Chart and figure data:

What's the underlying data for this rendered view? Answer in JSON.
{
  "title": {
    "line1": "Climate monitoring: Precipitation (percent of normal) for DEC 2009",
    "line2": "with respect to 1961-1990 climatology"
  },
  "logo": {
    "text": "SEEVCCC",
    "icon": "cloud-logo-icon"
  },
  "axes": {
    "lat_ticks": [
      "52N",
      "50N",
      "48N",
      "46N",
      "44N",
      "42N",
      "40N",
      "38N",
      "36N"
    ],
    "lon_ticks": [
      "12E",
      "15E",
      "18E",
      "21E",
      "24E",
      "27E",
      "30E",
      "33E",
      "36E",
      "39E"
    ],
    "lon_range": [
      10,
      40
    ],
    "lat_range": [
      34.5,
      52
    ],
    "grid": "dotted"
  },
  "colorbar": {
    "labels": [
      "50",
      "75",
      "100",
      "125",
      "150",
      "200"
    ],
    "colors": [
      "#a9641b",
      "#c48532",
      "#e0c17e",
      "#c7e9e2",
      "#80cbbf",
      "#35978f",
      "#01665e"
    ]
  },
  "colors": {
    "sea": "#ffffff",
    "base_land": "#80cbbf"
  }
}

TASK DETAILS = From the records above, extract each line exactly as shown.

WRITTEN SOLUTION =
What's the underlying data for this rendered view? Answer in JSON.
{
  "title": {
    "line1": "Climate monitoring: Precipitation (percent of normal) for DEC 2009",
    "line2": "with respect to 1961-1990 climatology"
  },
  "logo": {
    "text": "SEEVCCC",
    "icon": "cloud-logo-icon"
  },
  "axes": {
    "lat_ticks": [
      "52N",
      "50N",
      "48N",
      "46N",
      "44N",
      "42N",
      "40N",
      "38N",
      "36N"
    ],
    "lon_ticks": [
      "12E",
      "15E",
      "18E",
      "21E",
      "24E",
      "27E",
      "30E",
      "33E",
      "36E",
      "39E"
    ],
    "lon_range": [
      10,
      40
    ],
    "lat_range": [
      34.5,
      52
    ],
    "grid": "dotted"
  },
  "colorbar": {
    "labels": [
      "50",
      "75",
      "100",
      "125",
      "150",
      "200"
    ],
    "colors": [
      "#a9641b",
      "#c48532",
      "#e0c17e",
      "#c7e9e2",
      "#80cbbf",
      "#35978f",
      "#01665e"
    ]
  },
  "colors": {
    "sea": "#ffffff",
    "base_land": "#80cbbf"
  }
}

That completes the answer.